Data shown:
+++

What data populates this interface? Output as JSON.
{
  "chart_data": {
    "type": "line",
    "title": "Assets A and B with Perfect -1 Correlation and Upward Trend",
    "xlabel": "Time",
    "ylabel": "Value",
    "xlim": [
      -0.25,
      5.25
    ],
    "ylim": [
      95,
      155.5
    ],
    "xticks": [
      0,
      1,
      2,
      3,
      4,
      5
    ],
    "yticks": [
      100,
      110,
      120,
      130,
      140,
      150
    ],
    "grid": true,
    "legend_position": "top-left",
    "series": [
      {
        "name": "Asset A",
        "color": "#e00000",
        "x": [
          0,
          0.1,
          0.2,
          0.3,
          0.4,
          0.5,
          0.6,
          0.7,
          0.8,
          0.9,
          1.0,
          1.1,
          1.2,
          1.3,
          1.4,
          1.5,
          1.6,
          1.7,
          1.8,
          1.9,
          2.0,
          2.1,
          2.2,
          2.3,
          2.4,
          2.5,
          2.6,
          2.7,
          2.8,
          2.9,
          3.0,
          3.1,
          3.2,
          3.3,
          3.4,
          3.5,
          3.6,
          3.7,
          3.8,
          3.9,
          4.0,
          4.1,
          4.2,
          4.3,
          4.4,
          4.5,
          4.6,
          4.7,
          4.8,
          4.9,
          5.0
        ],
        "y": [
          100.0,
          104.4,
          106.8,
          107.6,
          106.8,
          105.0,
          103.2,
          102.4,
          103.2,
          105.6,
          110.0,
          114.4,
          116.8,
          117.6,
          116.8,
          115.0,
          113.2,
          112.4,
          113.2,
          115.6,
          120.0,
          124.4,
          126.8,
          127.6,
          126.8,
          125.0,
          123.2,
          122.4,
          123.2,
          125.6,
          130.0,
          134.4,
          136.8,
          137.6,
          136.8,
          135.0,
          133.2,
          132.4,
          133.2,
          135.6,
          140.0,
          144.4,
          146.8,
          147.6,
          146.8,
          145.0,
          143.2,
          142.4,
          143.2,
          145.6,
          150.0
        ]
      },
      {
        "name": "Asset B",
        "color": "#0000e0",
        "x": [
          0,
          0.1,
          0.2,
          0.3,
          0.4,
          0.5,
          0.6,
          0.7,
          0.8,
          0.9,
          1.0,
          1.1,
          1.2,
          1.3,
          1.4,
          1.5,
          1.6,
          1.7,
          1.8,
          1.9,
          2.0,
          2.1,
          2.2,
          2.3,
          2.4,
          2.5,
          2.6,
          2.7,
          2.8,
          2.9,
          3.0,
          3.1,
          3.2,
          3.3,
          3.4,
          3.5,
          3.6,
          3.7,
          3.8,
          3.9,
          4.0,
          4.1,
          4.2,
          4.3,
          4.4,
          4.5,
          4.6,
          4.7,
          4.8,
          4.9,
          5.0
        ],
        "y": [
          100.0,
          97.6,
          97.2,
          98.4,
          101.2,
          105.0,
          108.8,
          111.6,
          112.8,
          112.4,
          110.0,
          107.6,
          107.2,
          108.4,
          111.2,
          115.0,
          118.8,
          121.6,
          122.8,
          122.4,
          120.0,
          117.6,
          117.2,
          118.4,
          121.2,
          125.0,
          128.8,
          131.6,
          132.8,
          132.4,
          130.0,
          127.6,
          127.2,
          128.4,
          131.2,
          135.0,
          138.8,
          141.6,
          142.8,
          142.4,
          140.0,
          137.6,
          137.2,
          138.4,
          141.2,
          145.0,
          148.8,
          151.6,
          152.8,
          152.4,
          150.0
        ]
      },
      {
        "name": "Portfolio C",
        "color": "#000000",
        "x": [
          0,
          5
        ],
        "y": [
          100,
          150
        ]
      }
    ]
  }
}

+++

Exercise:
Quote all of the entries exactly as they appear.

Exercise output:
What data populates this interface? Output as JSON.
{
  "chart_data": {
    "type": "line",
    "title": "Assets A and B with Perfect -1 Correlation and Upward Trend",
    "xlabel": "Time",
    "ylabel": "Value",
    "xlim": [
      -0.25,
      5.25
    ],
    "ylim": [
      95,
      155.5
    ],
    "xticks": [
      0,
      1,
      2,
      3,
      4,
      5
    ],
    "yticks": [
      100,
      110,
      120,
      130,
      140,
      150
    ],
    "grid": true,
    "legend_position": "top-left",
    "series": [
      {
        "name": "Asset A",
        "color": "#e00000",
        "x": [
          0,
          0.1,
          0.2,
          0.3,
          0.4,
          0.5,
          0.6,
          0.7,
          0.8,
          0.9,
          1.0,
          1.1,
          1.2,
          1.3,
          1.4,
          1.5,
          1.6,
          1.7,
          1.8,
          1.9,
          2.0,
          2.1,
          2.2,
          2.3,
          2.4,
          2.5,
          2.6,
          2.7,
          2.8,
          2.9,
          3.0,
          3.1,
          3.2,
          3.3,
          3.4,
          3.5,
          3.6,
          3.7,
          3.8,
          3.9,
          4.0,
          4.1,
          4.2,
          4.3,
          4.4,
          4.5,
          4.6,
          4.7,
          4.8,
          4.9,
          5.0
        ],
        "y": [
          100.0,
          104.4,
          106.8,
          107.6,
          106.8,
          105.0,
          103.2,
          102.4,
          103.2,
          105.6,
          110.0,
          114.4,
          116.8,
          117.6,
          116.8,
          115.0,
          113.2,
          112.4,
          113.2,
          115.6,
          120.0,
          124.4,
          126.8,
          127.6,
          126.8,
          125.0,
          123.2,
          122.4,
          123.2,
          125.6,
          130.0,
          134.4,
          136.8,
          137.6,
          136.8,
          135.0,
          133.2,
          132.4,
          133.2,
          135.6,
          140.0,
          144.4,
          146.8,
          147.6,
          146.8,
          145.0,
          143.2,
          142.4,
          143.2,
          145.6,
          150.0
        ]
      },
      {
        "name": "Asset B",
        "color": "#0000e0",
        "x": [
          0,
          0.1,
          0.2,
          0.3,
          0.4,
          0.5,
          0.6,
          0.7,
          0.8,
          0.9,
          1.0,
          1.1,
          1.2,
          1.3,
          1.4,
          1.5,
          1.6,
          1.7,
          1.8,
          1.9,
          2.0,
          2.1,
          2.2,
          2.3,
          2.4,
          2.5,
          2.6,
          2.7,
          2.8,
          2.9,
          3.0,
          3.1,
          3.2,
          3.3,
          3.4,
          3.5,
          3.6,
          3.7,
          3.8,
          3.9,
          4.0,
          4.1,
          4.2,
          4.3,
          4.4,
          4.5,
          4.6,
          4.7,
          4.8,
          4.9,
          5.0
        ],
        "y": [
          100.0,
          97.6,
          97.2,
          98.4,
          101.2,
          105.0,
          108.8,
          111.6,
          112.8,
          112.4,
          110.0,
          107.6,
          107.2,
          108.4,
          111.2,
          115.0,
          118.8,
          121.6,
          122.8,
          122.4,
          120.0,
          117.6,
          117.2,
          118.4,
          121.2,
          125.0,
          128.8,
          131.6,
          132.8,
          132.4,
          130.0,
          127.6,
          127.2,
          128.4,
          131.2,
          135.0,
          138.8,
          141.6,
          142.8,
          142.4,
          140.0,
          137.6,
          137.2,
          138.4,
          141.2,
          145.0,
          148.8,
          151.6,
          152.8,
          152.4,
          150.0
        ]
      },
      {
        "name": "Portfolio C",
        "color": "#000000",
        "x": [
          0,
          5
        ],
        "y": [
          100,
          150
        ]
      }
    ]
  }
}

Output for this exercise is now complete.